REQUIRED TASK →
Reproduce each of the lines word for word.

┌──

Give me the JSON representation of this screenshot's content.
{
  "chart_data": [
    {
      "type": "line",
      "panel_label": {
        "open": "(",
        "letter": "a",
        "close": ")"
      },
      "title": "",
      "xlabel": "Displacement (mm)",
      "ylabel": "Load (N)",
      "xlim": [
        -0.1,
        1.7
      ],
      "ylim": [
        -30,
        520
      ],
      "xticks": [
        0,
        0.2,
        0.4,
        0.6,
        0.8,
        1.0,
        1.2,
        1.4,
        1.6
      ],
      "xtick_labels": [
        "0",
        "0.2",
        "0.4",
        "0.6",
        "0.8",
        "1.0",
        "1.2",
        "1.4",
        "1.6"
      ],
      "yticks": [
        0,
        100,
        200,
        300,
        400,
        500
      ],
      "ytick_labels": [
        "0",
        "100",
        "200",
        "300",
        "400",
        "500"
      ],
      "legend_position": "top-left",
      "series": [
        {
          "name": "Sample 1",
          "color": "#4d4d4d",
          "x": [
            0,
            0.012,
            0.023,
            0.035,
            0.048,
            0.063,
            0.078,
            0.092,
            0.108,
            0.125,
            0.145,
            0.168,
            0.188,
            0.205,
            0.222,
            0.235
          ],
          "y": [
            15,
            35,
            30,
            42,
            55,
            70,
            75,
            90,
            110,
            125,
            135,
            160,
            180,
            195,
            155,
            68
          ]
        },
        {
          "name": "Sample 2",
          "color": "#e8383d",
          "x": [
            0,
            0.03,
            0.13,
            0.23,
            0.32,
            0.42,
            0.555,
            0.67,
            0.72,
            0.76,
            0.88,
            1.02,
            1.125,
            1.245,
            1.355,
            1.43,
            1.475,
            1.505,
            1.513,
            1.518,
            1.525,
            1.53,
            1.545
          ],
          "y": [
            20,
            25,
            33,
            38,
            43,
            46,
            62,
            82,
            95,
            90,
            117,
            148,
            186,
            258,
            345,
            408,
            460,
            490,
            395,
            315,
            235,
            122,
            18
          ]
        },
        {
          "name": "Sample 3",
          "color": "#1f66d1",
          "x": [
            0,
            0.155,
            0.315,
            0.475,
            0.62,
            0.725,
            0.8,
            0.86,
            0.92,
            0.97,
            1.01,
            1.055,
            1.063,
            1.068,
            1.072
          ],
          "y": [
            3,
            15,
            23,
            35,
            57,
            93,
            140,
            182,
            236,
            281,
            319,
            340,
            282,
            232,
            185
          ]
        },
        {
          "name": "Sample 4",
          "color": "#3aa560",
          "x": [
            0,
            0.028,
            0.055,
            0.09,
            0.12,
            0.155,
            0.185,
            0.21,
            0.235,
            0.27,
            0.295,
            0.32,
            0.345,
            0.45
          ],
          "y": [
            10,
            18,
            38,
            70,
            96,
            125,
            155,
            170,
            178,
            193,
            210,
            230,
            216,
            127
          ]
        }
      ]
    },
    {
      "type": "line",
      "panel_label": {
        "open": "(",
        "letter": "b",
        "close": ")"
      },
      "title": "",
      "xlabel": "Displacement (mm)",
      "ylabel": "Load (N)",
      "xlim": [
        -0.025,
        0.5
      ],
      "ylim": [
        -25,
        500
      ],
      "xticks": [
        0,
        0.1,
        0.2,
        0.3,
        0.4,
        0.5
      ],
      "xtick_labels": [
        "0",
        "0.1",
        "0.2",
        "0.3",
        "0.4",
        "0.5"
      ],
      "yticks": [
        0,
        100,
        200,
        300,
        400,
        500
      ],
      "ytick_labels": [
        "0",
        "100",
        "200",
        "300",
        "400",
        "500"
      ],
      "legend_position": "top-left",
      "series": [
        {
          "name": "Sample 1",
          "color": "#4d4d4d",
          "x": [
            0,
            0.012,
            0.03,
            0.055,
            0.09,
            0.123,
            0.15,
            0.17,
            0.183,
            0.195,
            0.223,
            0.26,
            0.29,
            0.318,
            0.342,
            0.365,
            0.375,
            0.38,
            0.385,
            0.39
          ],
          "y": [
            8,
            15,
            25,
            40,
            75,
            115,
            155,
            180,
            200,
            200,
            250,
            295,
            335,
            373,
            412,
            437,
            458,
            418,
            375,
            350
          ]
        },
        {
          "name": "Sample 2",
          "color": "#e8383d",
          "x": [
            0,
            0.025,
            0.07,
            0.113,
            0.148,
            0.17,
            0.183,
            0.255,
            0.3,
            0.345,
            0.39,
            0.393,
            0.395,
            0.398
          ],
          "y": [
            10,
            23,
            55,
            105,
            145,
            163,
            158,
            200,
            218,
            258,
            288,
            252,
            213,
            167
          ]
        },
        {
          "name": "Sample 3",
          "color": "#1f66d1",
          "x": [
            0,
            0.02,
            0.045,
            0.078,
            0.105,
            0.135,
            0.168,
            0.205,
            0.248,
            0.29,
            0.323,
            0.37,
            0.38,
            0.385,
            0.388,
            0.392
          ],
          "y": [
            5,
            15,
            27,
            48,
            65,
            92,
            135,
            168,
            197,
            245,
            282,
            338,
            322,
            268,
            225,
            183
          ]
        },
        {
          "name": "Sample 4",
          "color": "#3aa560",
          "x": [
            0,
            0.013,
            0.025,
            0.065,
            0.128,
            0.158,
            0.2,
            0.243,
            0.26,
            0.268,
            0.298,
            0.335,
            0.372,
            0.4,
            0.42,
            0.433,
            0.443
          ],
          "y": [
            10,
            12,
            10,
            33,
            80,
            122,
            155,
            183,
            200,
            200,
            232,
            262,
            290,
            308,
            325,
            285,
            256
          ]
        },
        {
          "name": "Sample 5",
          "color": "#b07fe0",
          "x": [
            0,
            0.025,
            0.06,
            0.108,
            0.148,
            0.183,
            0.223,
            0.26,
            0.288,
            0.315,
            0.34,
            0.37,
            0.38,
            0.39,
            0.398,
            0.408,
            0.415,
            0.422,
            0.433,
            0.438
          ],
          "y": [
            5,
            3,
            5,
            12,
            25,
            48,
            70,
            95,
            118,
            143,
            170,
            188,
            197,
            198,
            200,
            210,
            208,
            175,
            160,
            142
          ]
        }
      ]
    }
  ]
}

└──

ANSWER TO THIS TASK →
Give me the JSON representation of this screenshot's content.
{
  "chart_data": [
    {
      "type": "line",
      "panel_label": {
        "open": "(",
        "letter": "a",
        "close": ")"
      },
      "title": "",
      "xlabel": "Displacement (mm)",
      "ylabel": "Load (N)",
      "xlim": [
        -0.1,
        1.7
      ],
      "ylim": [
        -30,
        520
      ],
      "xticks": [
        0,
        0.2,
        0.4,
        0.6,
        0.8,
        1.0,
        1.2,
        1.4,
        1.6
      ],
      "xtick_labels": [
        "0",
        "0.2",
        "0.4",
        "0.6",
        "0.8",
        "1.0",
        "1.2",
        "1.4",
        "1.6"
      ],
      "yticks": [
        0,
        100,
        200,
        300,
        400,
        500
      ],
      "ytick_labels": [
        "0",
        "100",
        "200",
        "300",
        "400",
        "500"
      ],
      "legend_position": "top-left",
      "series": [
        {
          "name": "Sample 1",
          "color": "#4d4d4d",
          "x": [
            0,
            0.012,
            0.023,
            0.035,
            0.048,
            0.063,
            0.078,
            0.092,
            0.108,
            0.125,
            0.145,
            0.168,
            0.188,
            0.205,
            0.222,
            0.235
          ],
          "y": [
            15,
            35,
            30,
            42,
            55,
            70,
            75,
            90,
            110,
            125,
            135,
            160,
            180,
            195,
            155,
            68
          ]
        },
        {
          "name": "Sample 2",
          "color": "#e8383d",
          "x": [
            0,
            0.03,
            0.13,
            0.23,
            0.32,
            0.42,
            0.555,
            0.67,
            0.72,
            0.76,
            0.88,
            1.02,
            1.125,
            1.245,
            1.355,
            1.43,
            1.475,
            1.505,
            1.513,
            1.518,
            1.525,
            1.53,
            1.545
          ],
          "y": [
            20,
            25,
            33,
            38,
            43,
            46,
            62,
            82,
            95,
            90,
            117,
            148,
            186,
            258,
            345,
            408,
            460,
            490,
            395,
            315,
            235,
            122,
            18
          ]
        },
        {
          "name": "Sample 3",
          "color": "#1f66d1",
          "x": [
            0,
            0.155,
            0.315,
            0.475,
            0.62,
            0.725,
            0.8,
            0.86,
            0.92,
            0.97,
            1.01,
            1.055,
            1.063,
            1.068,
            1.072
          ],
          "y": [
            3,
            15,
            23,
            35,
            57,
            93,
            140,
            182,
            236,
            281,
            319,
            340,
            282,
            232,
            185
          ]
        },
        {
          "name": "Sample 4",
          "color": "#3aa560",
          "x": [
            0,
            0.028,
            0.055,
            0.09,
            0.12,
            0.155,
            0.185,
            0.21,
            0.235,
            0.27,
            0.295,
            0.32,
            0.345,
            0.45
          ],
          "y": [
            10,
            18,
            38,
            70,
            96,
            125,
            155,
            170,
            178,
            193,
            210,
            230,
            216,
            127
          ]
        }
      ]
    },
    {
      "type": "line",
      "panel_label": {
        "open": "(",
        "letter": "b",
        "close": ")"
      },
      "title": "",
      "xlabel": "Displacement (mm)",
      "ylabel": "Load (N)",
      "xlim": [
        -0.025,
        0.5
      ],
      "ylim": [
        -25,
        500
      ],
      "xticks": [
        0,
        0.1,
        0.2,
        0.3,
        0.4,
        0.5
      ],
      "xtick_labels": [
        "0",
        "0.1",
        "0.2",
        "0.3",
        "0.4",
        "0.5"
      ],
      "yticks": [
        0,
        100,
        200,
        300,
        400,
        500
      ],
      "ytick_labels": [
        "0",
        "100",
        "200",
        "300",
        "400",
        "500"
      ],
      "legend_position": "top-left",
      "series": [
        {
          "name": "Sample 1",
          "color": "#4d4d4d",
          "x": [
            0,
            0.012,
            0.03,
            0.055,
            0.09,
            0.123,
            0.15,
            0.17,
            0.183,
            0.195,
            0.223,
            0.26,
            0.29,
            0.318,
            0.342,
            0.365,
            0.375,
            0.38,
            0.385,
            0.39
          ],
          "y": [
            8,
            15,
            25,
            40,
            75,
            115,
            155,
            180,
            200,
            200,
            250,
            295,
            335,
            373,
            412,
            437,
            458,
            418,
            375,
            350
          ]
        },
        {
          "name": "Sample 2",
          "color": "#e8383d",
          "x": [
            0,
            0.025,
            0.07,
            0.113,
            0.148,
            0.17,
            0.183,
            0.255,
            0.3,
            0.345,
            0.39,
            0.393,
            0.395,
            0.398
          ],
          "y": [
            10,
            23,
            55,
            105,
            145,
            163,
            158,
            200,
            218,
            258,
            288,
            252,
            213,
            167
          ]
        },
        {
          "name": "Sample 3",
          "color": "#1f66d1",
          "x": [
            0,
            0.02,
            0.045,
            0.078,
            0.105,
            0.135,
            0.168,
            0.205,
            0.248,
            0.29,
            0.323,
            0.37,
            0.38,
            0.385,
            0.388,
            0.392
          ],
          "y": [
            5,
            15,
            27,
            48,
            65,
            92,
            135,
            168,
            197,
            245,
            282,
            338,
            322,
            268,
            225,
            183
          ]
        },
        {
          "name": "Sample 4",
          "color": "#3aa560",
          "x": [
            0,
            0.013,
            0.025,
            0.065,
            0.128,
            0.158,
            0.2,
            0.243,
            0.26,
            0.268,
            0.298,
            0.335,
            0.372,
            0.4,
            0.42,
            0.433,
            0.443
          ],
          "y": [
            10,
            12,
            10,
            33,
            80,
            122,
            155,
            183,
            200,
            200,
            232,
            262,
            290,
            308,
            325,
            285,
            256
          ]
        },
        {
          "name": "Sample 5",
          "color": "#b07fe0",
          "x": [
            0,
            0.025,
            0.06,
            0.108,
            0.148,
            0.183,
            0.223,
            0.26,
            0.288,
            0.315,
            0.34,
            0.37,
            0.38,
            0.39,
            0.398,
            0.408,
            0.415,
            0.422,
            0.433,
            0.438
          ],
          "y": [
            5,
            3,
            5,
            12,
            25,
            48,
            70,
            95,
            118,
            143,
            170,
            188,
            197,
            198,
            200,
            210,
            208,
            175,
            160,
            142
          ]
        }
      ]
    }
  ]
}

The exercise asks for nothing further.